---------- Listed records ----------
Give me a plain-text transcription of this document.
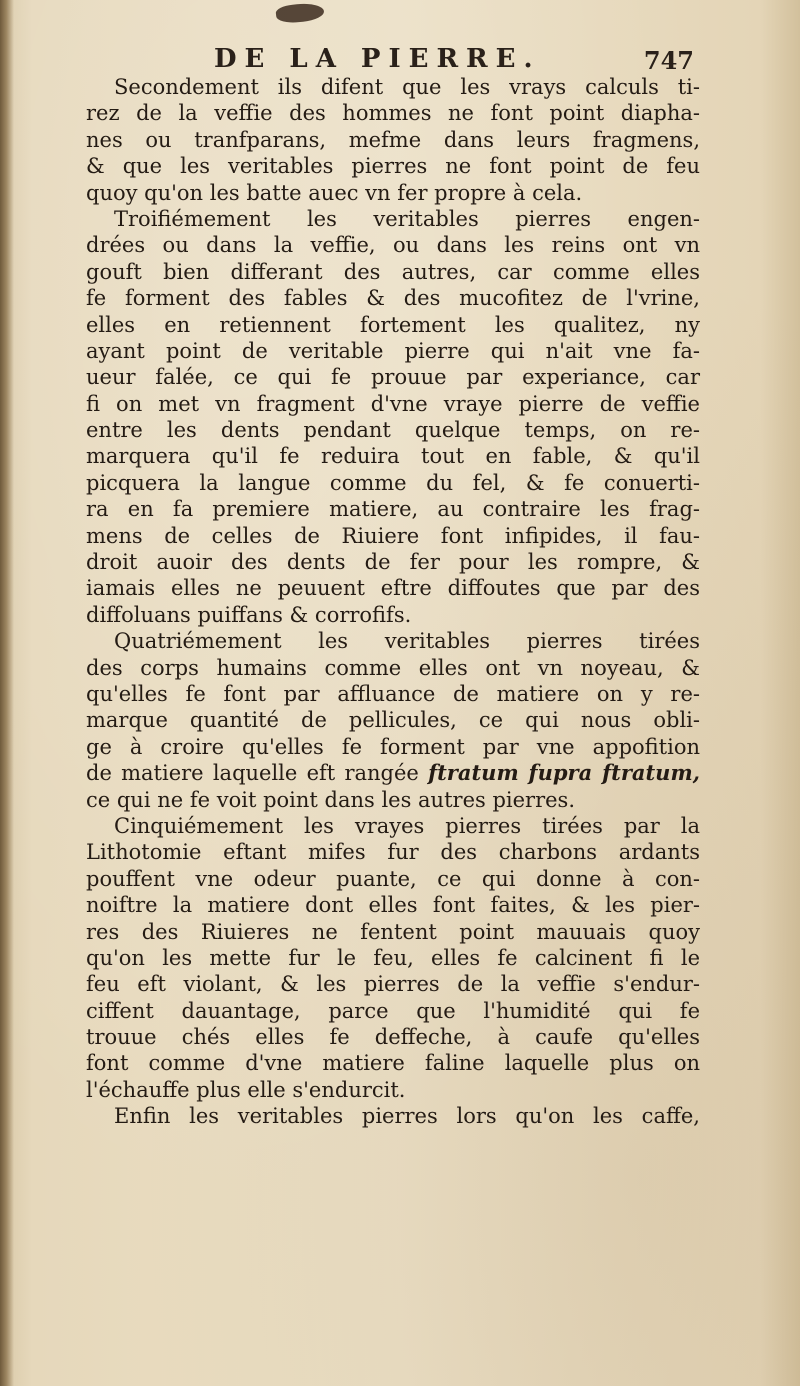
DE LA PIERRE.	747
Secondement ils difent que les vrays calculs ti-
rez de la veffie des hommes ne font point diapha-
nes ou tranfparans, mefme dans leurs fragmens,
& que les veritables pierres ne font point de feu
quoy qu'on les batte auec vn fer propre à cela.
Troifiémement les veritables pierres engen-
drées ou dans la veffie, ou dans les reins ont vn
gouft bien differant des autres, car comme elles
fe forment des fables & des mucofitez de l'vrine,
elles en retiennent fortement les qualitez, ny
ayant point de veritable pierre qui n'ait vne fa-
ueur falée, ce qui fe prouue par experiance, car
fi on met vn fragment d'vne vraye pierre de veffie
entre les dents pendant quelque temps, on re-
marquera qu'il fe reduira tout en fable, & qu'il
picquera la langue comme du fel, & fe conuerti-
ra en fa premiere matiere, au contraire les frag-
mens de celles de Riuiere font infipides, il fau-
droit auoir des dents de fer pour les rompre, &
iamais elles ne peuuent eftre diffoutes que par des
diffoluans puiffans & corrofifs.
Quatriémement les veritables pierres tirées
des corps humains comme elles ont vn noyeau, &
qu'elles fe font par affluance de matiere on y re-
marque quantité de pellicules, ce qui nous obli-
ge à croire qu'elles fe forment par vne appofition
de matiere laquelle eft rangée ftratum fupra ftratum,
ce qui ne fe voit point dans les autres pierres.
Cinquiémement les vrayes pierres tirées par la
Lithotomie eftant mifes fur des charbons ardants
pouffent vne odeur puante, ce qui donne à con-
noiftre la matiere dont elles font faites, & les pier-
res des Riuieres ne fentent point mauuais quoy
qu'on les mette fur le feu, elles fe calcinent fi le
feu eft violant, & les pierres de la veffie s'endur-
ciffent dauantage, parce que l'humidité qui fe
trouue chés elles fe deffeche, à caufe qu'elles
font comme d'vne matiere faline laquelle plus on
l'échauffe plus elle s'endurcit.
Enfin les veritables pierres lors qu'on les caffe,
----------
=== Written request ===
Keep only those lines of the records that hold "forment", and return them.

=== Result for this exercise ===
fe forment des fables & des mucofitez de l'vrine,
ge à croire qu'elles fe forment par vne appofition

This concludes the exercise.